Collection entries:
-- START --

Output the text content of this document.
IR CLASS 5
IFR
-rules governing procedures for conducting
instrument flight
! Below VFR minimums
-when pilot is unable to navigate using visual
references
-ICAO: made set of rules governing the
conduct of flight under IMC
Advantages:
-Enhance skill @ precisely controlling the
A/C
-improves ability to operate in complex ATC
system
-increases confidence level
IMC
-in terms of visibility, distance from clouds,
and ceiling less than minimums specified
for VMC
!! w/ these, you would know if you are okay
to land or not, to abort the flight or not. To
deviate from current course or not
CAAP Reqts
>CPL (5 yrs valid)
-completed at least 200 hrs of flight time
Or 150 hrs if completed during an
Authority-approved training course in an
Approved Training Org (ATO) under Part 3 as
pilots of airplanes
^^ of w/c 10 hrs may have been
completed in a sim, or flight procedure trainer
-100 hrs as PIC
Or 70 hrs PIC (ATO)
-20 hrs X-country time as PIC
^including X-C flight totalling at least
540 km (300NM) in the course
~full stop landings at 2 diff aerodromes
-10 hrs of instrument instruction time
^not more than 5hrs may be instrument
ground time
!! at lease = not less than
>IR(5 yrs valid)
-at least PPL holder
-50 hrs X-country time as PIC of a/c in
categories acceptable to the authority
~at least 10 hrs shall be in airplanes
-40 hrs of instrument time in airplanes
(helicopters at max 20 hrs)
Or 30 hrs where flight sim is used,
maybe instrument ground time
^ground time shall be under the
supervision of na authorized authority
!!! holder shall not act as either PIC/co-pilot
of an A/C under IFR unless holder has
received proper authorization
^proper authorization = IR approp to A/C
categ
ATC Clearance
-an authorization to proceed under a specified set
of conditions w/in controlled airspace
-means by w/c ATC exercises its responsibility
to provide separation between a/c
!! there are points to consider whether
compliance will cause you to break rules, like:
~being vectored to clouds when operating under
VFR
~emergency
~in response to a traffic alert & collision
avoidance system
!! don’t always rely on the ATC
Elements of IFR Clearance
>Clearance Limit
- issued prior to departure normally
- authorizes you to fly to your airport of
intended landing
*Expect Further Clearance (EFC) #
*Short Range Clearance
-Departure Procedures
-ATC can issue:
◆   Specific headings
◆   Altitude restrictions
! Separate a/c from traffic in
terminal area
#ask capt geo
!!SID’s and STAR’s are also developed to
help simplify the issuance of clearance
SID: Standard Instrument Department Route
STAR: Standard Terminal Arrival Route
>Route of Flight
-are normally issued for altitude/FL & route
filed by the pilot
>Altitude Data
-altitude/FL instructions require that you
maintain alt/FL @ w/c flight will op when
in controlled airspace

-- END --

## Brief
Locate each line containing the string "airplanes" and show it.

## Exercise output
pilots of airplanes
~at least 10 hrs shall be in airplanes
-40 hrs of instrument time in airplanes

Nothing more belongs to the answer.